» **Exercise objective**:
The records that follow should be retyped word for word.

» **Data to process**:

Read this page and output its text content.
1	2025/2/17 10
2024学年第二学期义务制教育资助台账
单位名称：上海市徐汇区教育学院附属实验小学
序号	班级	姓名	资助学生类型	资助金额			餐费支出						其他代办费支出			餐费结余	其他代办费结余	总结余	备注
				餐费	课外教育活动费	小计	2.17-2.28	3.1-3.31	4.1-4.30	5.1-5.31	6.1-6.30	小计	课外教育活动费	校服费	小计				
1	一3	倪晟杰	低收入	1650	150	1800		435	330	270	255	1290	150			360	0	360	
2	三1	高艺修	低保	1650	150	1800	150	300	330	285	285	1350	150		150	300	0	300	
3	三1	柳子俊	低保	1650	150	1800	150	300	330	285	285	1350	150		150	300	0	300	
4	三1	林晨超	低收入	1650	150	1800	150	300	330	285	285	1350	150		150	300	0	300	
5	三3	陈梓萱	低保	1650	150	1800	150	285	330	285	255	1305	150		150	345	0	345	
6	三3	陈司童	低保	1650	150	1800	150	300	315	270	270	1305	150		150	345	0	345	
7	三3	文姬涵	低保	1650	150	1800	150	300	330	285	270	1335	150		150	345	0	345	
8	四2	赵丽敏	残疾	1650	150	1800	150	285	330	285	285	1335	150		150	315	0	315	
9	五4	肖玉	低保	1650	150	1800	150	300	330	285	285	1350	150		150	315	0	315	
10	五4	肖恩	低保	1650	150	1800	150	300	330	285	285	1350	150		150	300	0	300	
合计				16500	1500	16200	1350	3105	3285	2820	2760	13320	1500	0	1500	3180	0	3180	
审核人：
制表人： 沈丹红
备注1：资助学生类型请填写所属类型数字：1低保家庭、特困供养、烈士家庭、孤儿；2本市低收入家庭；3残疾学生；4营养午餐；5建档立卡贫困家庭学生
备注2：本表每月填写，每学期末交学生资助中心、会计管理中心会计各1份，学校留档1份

» **In response**:
Read this page and output its text content.
1	2025/2/17 10
2024学年第二学期义务制教育资助台账
单位名称：上海市徐汇区教育学院附属实验小学
序号	班级	姓名	资助学生类型	资助金额			餐费支出						其他代办费支出			餐费结余	其他代办费结余	总结余	备注
				餐费	课外教育活动费	小计	2.17-2.28	3.1-3.31	4.1-4.30	5.1-5.31	6.1-6.30	小计	课外教育活动费	校服费	小计				
1	一3	倪晟杰	低收入	1650	150	1800		435	330	270	255	1290	150			360	0	360	
2	三1	高艺修	低保	1650	150	1800	150	300	330	285	285	1350	150		150	300	0	300	
3	三1	柳子俊	低保	1650	150	1800	150	300	330	285	285	1350	150		150	300	0	300	
4	三1	林晨超	低收入	1650	150	1800	150	300	330	285	285	1350	150		150	300	0	300	
5	三3	陈梓萱	低保	1650	150	1800	150	285	330	285	255	1305	150		150	345	0	345	
6	三3	陈司童	低保	1650	150	1800	150	300	315	270	270	1305	150		150	345	0	345	
7	三3	文姬涵	低保	1650	150	1800	150	300	330	285	270	1335	150		150	345	0	345	
8	四2	赵丽敏	残疾	1650	150	1800	150	285	330	285	285	1335	150		150	315	0	315	
9	五4	肖玉	低保	1650	150	1800	150	300	330	285	285	1350	150		150	315	0	315	
10	五4	肖恩	低保	1650	150	1800	150	300	330	285	285	1350	150		150	300	0	300	
合计				16500	1500	16200	1350	3105	3285	2820	2760	13320	1500	0	1500	3180	0	3180	
审核人：
制表人： 沈丹红
备注1：资助学生类型请填写所属类型数字：1低保家庭、特困供养、烈士家庭、孤儿；2本市低收入家庭；3残疾学生；4营养午餐；5建档立卡贫困家庭学生
备注2：本表每月填写，每学期末交学生资助中心、会计管理中心会计各1份，学校留档1份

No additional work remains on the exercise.